══ SOURCE MATERIAL ══
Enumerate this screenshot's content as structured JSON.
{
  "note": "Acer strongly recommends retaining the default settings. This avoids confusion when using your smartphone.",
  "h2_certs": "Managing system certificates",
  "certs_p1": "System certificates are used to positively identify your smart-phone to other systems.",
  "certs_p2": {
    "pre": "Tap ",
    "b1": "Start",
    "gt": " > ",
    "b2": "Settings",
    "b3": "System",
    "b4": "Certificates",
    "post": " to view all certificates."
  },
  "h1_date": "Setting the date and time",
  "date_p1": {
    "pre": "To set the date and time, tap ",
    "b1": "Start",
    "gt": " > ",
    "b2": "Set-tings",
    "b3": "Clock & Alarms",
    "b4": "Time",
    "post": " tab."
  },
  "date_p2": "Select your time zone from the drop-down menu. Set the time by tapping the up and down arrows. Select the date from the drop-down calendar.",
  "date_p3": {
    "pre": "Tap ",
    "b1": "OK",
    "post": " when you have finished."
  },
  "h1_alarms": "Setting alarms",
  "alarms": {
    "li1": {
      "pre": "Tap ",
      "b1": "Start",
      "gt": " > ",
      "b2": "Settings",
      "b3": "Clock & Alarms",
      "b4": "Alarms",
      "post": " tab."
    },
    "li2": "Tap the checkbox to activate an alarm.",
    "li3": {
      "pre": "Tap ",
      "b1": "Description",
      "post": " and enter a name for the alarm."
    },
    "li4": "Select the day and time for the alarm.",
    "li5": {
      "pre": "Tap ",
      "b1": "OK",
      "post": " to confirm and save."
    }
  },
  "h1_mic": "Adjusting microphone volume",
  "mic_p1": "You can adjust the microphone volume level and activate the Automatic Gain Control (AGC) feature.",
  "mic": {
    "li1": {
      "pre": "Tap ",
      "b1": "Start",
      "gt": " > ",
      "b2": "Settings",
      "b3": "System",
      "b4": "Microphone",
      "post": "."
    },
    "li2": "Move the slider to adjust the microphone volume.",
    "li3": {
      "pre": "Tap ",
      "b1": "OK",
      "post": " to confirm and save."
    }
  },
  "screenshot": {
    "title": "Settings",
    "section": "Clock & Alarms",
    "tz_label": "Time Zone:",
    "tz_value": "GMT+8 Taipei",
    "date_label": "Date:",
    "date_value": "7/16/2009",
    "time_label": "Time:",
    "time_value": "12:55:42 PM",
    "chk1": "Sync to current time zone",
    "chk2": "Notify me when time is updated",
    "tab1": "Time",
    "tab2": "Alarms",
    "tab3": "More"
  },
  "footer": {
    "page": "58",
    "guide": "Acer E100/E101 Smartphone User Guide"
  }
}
═══
> **TASK INSTRUCTIONS**
Identify and copy lines that hold the string "Select".

> **COMPLETED TASK**
  "date_p2": "Select your time zone from the drop-down menu. Set the time by tapping the up and down arrows. Select the date from the drop-down calendar.",
    "li4": "Select the day and time for the alarm.",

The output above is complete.